▸ **What you should do**: In the material below, find each line holding the string "tsconfig" and copy it.

▸ **Listing**:
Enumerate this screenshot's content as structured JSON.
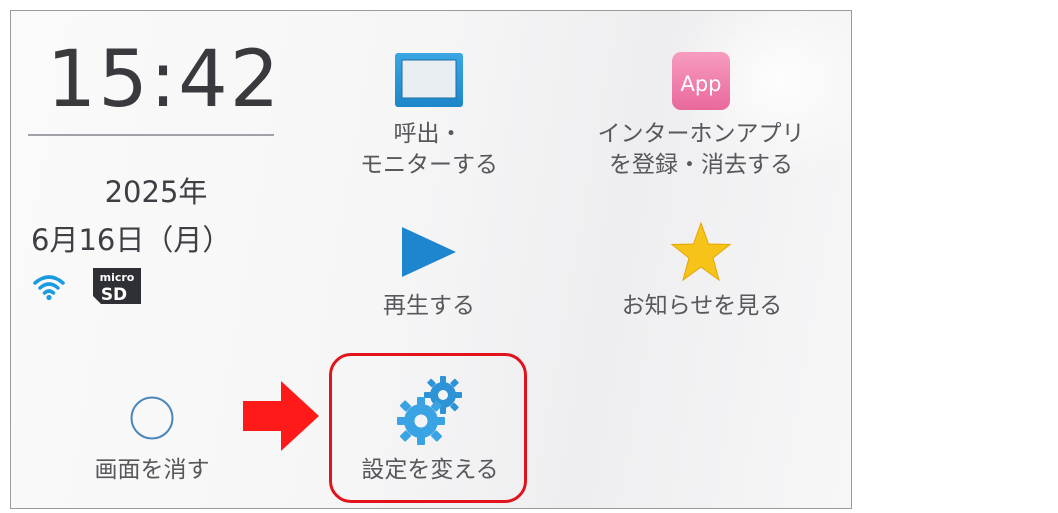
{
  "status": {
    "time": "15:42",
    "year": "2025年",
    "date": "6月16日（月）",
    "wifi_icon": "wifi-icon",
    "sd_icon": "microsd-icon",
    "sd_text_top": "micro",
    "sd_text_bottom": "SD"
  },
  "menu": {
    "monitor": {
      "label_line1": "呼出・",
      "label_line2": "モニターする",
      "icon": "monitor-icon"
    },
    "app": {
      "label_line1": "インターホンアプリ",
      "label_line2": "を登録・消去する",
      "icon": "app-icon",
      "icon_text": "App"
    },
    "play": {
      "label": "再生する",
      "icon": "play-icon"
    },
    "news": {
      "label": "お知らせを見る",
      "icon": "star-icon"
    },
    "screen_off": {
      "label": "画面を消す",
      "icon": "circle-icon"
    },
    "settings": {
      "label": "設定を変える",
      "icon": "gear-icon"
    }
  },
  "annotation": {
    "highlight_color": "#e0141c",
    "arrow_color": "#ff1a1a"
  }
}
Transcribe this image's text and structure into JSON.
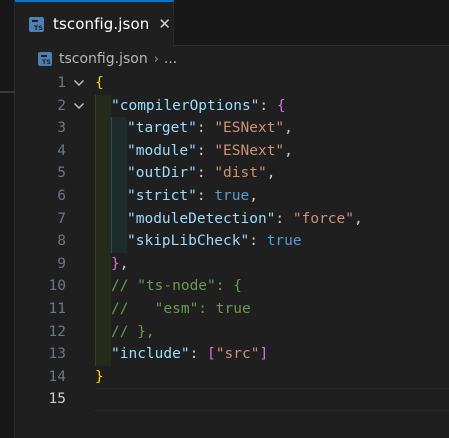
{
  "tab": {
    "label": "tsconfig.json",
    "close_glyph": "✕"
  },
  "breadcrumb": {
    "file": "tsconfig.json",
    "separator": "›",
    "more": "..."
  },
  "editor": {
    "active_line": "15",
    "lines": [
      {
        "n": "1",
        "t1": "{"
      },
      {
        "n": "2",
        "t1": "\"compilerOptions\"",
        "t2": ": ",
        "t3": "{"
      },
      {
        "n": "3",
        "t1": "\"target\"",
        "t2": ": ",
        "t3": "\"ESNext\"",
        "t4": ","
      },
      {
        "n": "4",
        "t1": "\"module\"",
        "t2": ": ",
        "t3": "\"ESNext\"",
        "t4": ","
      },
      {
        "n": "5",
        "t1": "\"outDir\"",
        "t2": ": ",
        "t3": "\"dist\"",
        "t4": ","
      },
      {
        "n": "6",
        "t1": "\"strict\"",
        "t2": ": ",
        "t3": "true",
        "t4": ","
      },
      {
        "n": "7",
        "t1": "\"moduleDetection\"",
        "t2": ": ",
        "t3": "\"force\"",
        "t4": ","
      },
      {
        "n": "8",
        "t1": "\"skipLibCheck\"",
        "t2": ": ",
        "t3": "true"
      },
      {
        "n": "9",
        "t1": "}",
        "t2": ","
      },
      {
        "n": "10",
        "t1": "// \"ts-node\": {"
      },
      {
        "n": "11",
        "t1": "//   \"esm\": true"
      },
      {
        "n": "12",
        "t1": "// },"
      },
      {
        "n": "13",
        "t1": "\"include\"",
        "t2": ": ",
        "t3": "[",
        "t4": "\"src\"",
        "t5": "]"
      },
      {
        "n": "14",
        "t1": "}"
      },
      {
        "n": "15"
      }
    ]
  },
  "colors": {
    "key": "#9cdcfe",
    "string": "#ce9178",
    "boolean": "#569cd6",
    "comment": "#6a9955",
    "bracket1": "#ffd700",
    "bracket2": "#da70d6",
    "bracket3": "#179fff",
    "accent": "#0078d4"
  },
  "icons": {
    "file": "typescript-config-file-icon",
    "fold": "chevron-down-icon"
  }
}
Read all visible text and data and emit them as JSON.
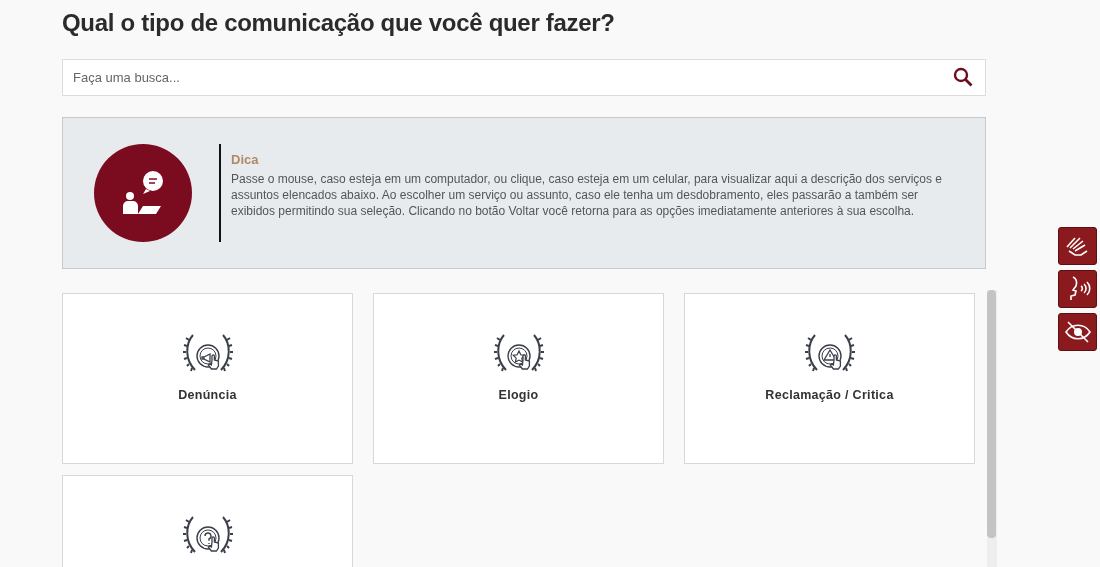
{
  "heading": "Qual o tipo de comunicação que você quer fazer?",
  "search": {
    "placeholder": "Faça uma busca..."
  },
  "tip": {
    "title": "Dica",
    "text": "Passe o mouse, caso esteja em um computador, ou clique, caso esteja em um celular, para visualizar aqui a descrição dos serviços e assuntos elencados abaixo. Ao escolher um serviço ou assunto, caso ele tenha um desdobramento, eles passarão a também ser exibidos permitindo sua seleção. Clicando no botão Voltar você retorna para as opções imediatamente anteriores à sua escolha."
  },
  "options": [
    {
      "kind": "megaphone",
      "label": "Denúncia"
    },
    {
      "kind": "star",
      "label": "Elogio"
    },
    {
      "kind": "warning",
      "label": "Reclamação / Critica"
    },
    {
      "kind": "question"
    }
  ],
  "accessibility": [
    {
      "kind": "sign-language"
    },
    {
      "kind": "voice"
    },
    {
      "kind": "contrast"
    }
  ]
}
...
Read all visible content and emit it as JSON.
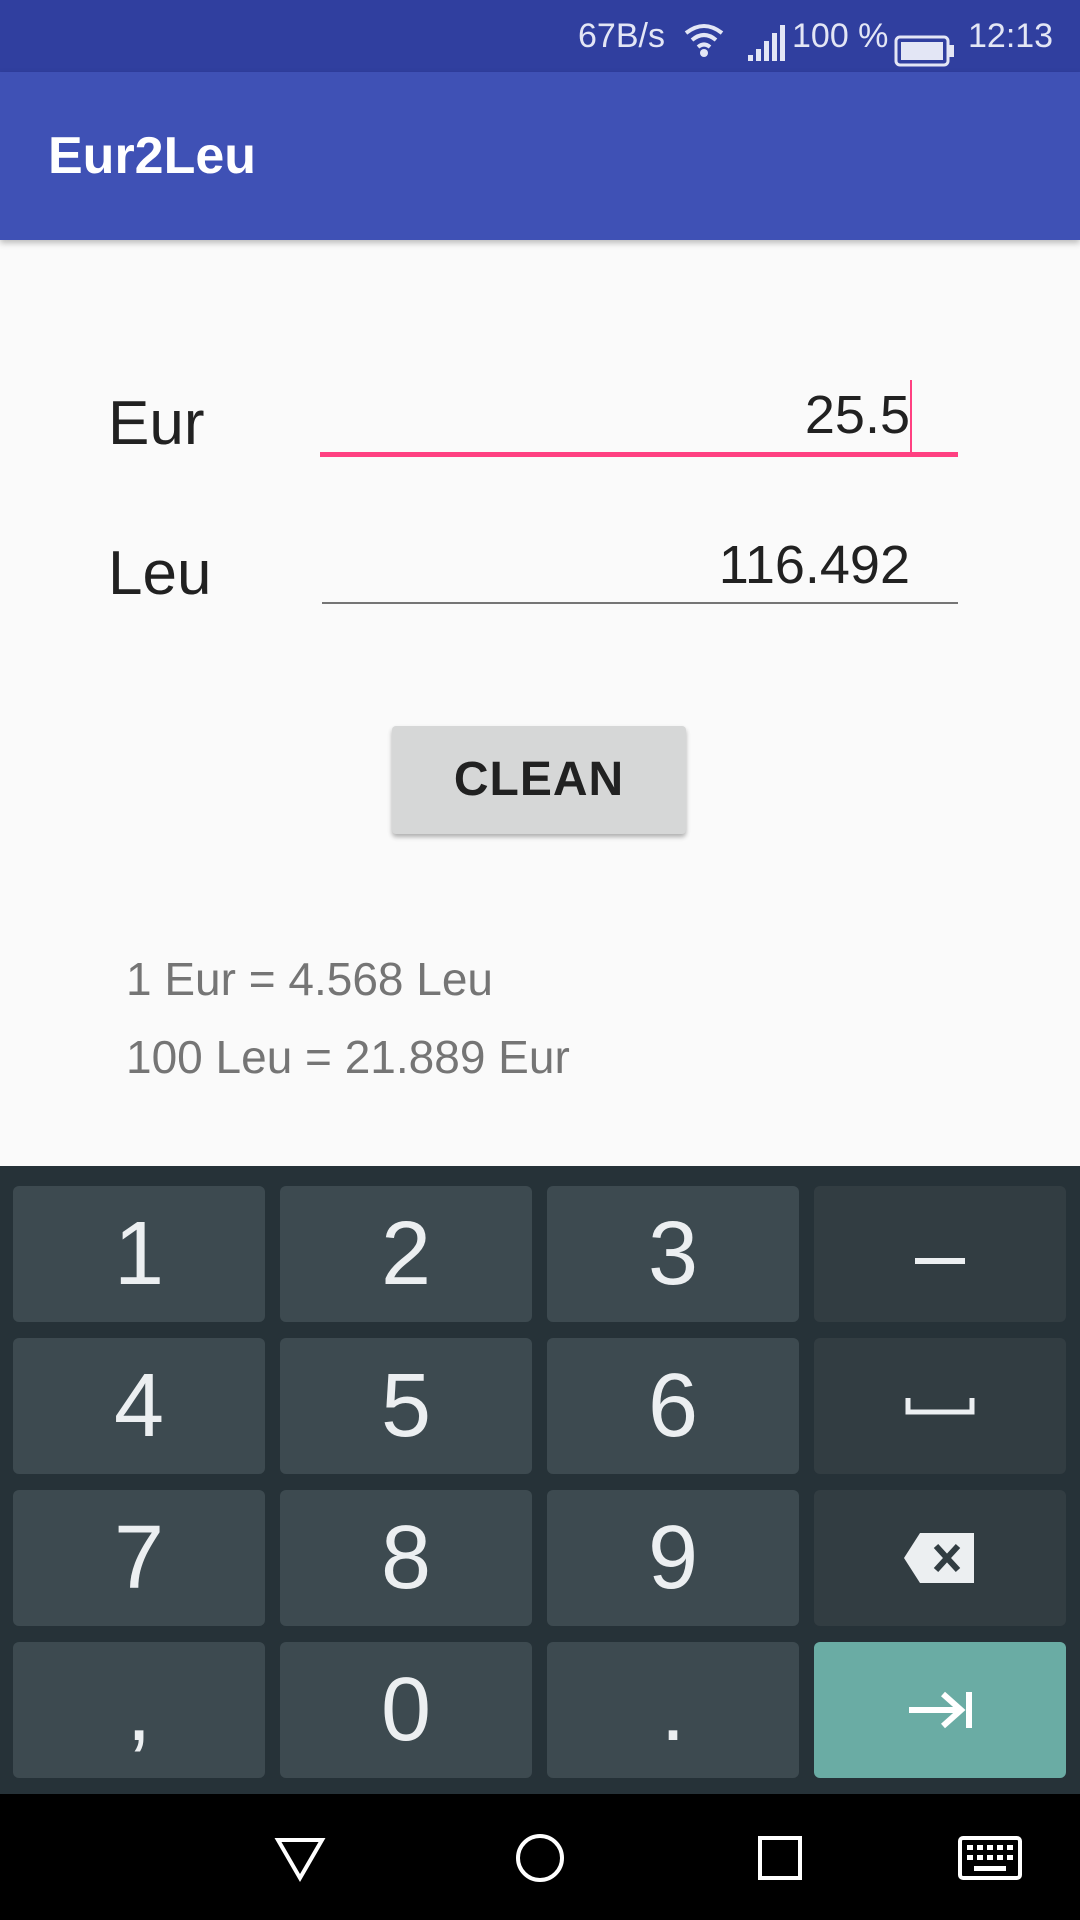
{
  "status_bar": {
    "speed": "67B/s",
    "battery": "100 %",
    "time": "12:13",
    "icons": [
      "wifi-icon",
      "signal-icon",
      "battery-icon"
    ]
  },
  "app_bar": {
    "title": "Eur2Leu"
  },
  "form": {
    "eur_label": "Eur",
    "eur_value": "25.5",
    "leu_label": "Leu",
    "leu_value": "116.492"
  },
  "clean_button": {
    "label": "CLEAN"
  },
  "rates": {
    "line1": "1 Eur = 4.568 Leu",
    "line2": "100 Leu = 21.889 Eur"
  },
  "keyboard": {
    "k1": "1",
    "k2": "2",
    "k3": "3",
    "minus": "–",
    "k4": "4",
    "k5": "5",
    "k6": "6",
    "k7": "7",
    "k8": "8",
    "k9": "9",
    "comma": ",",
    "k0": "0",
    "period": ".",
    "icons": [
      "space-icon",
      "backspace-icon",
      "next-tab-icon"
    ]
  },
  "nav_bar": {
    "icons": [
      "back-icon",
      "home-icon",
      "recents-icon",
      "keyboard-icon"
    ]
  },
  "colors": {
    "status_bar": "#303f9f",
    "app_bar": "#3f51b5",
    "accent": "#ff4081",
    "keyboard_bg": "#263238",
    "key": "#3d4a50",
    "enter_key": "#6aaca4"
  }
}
...
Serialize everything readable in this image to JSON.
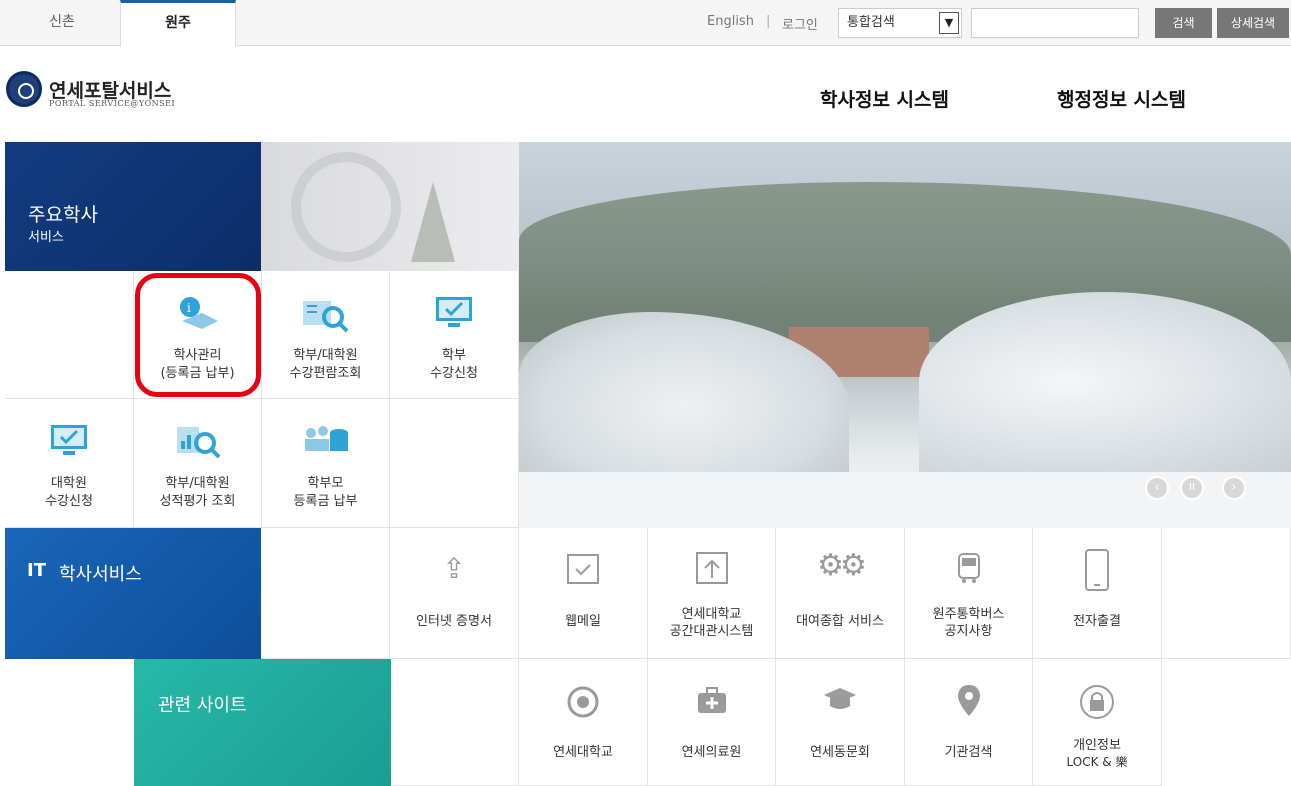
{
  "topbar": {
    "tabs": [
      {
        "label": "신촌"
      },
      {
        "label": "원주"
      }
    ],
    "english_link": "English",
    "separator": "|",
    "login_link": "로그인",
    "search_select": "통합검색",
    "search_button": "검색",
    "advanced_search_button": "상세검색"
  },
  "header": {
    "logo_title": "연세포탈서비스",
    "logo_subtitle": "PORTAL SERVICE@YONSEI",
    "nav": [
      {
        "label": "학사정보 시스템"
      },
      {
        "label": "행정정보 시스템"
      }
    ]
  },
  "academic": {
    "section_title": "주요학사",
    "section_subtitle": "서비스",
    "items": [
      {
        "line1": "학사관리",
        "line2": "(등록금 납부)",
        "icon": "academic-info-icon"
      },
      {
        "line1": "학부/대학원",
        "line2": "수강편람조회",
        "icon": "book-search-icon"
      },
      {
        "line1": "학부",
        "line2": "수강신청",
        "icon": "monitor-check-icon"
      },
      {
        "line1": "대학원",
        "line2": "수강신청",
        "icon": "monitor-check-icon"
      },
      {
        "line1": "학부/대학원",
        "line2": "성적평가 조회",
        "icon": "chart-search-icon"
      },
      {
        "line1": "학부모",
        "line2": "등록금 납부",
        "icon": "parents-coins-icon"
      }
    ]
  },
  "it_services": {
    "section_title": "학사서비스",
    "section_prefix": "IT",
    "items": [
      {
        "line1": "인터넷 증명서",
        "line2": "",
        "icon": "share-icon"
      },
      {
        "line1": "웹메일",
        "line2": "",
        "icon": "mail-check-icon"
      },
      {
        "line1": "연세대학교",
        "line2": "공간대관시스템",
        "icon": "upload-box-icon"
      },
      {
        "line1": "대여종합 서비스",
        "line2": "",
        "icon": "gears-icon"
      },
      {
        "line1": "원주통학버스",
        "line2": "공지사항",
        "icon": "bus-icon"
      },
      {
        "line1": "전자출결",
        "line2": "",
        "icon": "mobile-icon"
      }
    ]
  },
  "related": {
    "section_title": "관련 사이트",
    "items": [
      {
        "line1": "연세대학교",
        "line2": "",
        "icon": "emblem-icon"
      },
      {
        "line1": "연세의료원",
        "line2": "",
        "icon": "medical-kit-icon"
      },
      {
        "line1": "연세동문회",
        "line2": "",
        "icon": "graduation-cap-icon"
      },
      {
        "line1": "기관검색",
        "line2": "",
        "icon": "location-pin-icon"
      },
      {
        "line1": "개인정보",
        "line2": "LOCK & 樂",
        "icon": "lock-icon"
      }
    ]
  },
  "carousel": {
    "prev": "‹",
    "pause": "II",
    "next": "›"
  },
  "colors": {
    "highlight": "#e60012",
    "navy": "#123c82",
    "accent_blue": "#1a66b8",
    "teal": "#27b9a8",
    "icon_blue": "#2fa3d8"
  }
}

▸ **Answer in full**:
    "label": "tsconfig.json",
    "file": "tsconfig.json",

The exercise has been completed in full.